• _Problem details_: Set the listing down unchanged, minus every embedded image.

• _Records for this task_:

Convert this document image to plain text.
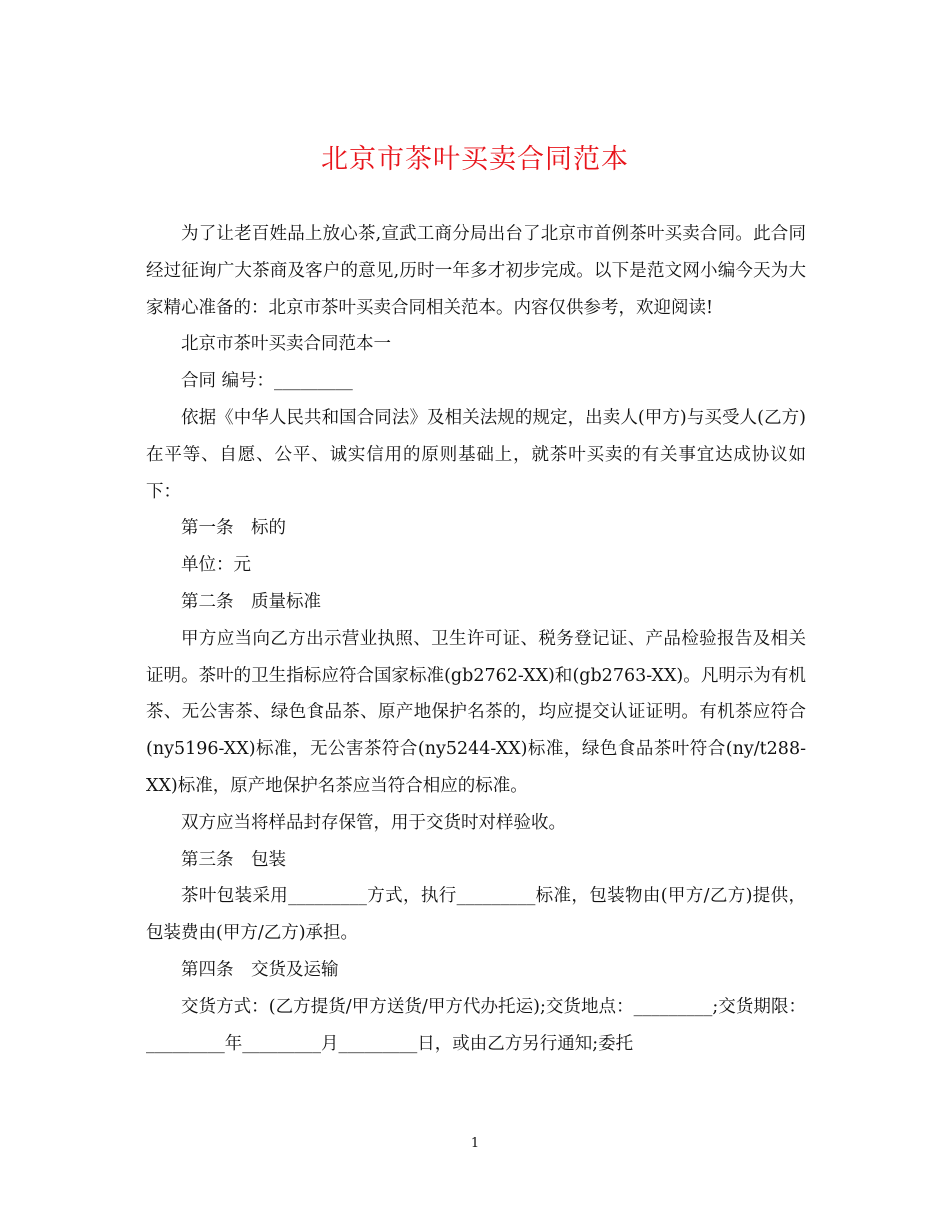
北京市茶叶买卖合同范本

为了让老百姓品上放心茶,宣武工商分局出台了北京市首例茶叶买卖合同。此合同经过征询广大茶商及客户的意见,历时一年多才初步完成。以下是范文网小编今天为大家精心准备的：北京市茶叶买卖合同相关范本。内容仅供参考，欢迎阅读!

北京市茶叶买卖合同范本一

合同 编号：_________

依据《中华人民共和国合同法》及相关法规的规定，出卖人(甲方)与买受人(乙方)在平等、自愿、公平、诚实信用的原则基础上，就茶叶买卖的有关事宜达成协议如下：

第一条　标的

单位：元

第二条　质量标准

甲方应当向乙方出示营业执照、卫生许可证、税务登记证、产品检验报告及相关证明。茶叶的卫生指标应符合国家标准(gb2762-XX)和(gb2763-XX)。凡明示为有机茶、无公害茶、绿色食品茶、原产地保护名茶的，均应提交认证证明。有机茶应符合(ny5196-XX)标准，无公害茶符合(ny5244-XX)标准，绿色食品茶叶符合(ny/t288-XX)标准，原产地保护名茶应当符合相应的标准。

双方应当将样品封存保管，用于交货时对样验收。

第三条　包装

茶叶包装采用_________方式，执行_________标准，包装物由(甲方/乙方)提供，包装费由(甲方/乙方)承担。

第四条　交货及运输

交货方式：(乙方提货/甲方送货/甲方代办托运);交货地点：_________;交货期限：_________年_________月_________日，或由乙方另行通知;委托

1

• _Complete output_:
Convert this document image to plain text.
北京市茶叶买卖合同范本

为了让老百姓品上放心茶,宣武工商分局出台了北京市首例茶叶买卖合同。此合同经过征询广大茶商及客户的意见,历时一年多才初步完成。以下是范文网小编今天为大家精心准备的：北京市茶叶买卖合同相关范本。内容仅供参考，欢迎阅读!

北京市茶叶买卖合同范本一

合同 编号：_________

依据《中华人民共和国合同法》及相关法规的规定，出卖人(甲方)与买受人(乙方)在平等、自愿、公平、诚实信用的原则基础上，就茶叶买卖的有关事宜达成协议如下：

第一条　标的

单位：元

第二条　质量标准

甲方应当向乙方出示营业执照、卫生许可证、税务登记证、产品检验报告及相关证明。茶叶的卫生指标应符合国家标准(gb2762-XX)和(gb2763-XX)。凡明示为有机茶、无公害茶、绿色食品茶、原产地保护名茶的，均应提交认证证明。有机茶应符合(ny5196-XX)标准，无公害茶符合(ny5244-XX)标准，绿色食品茶叶符合(ny/t288-XX)标准，原产地保护名茶应当符合相应的标准。

双方应当将样品封存保管，用于交货时对样验收。

第三条　包装

茶叶包装采用_________方式，执行_________标准，包装物由(甲方/乙方)提供，包装费由(甲方/乙方)承担。

第四条　交货及运输

交货方式：(乙方提货/甲方送货/甲方代办托运);交货地点：_________;交货期限：_________年_________月_________日，或由乙方另行通知;委托

1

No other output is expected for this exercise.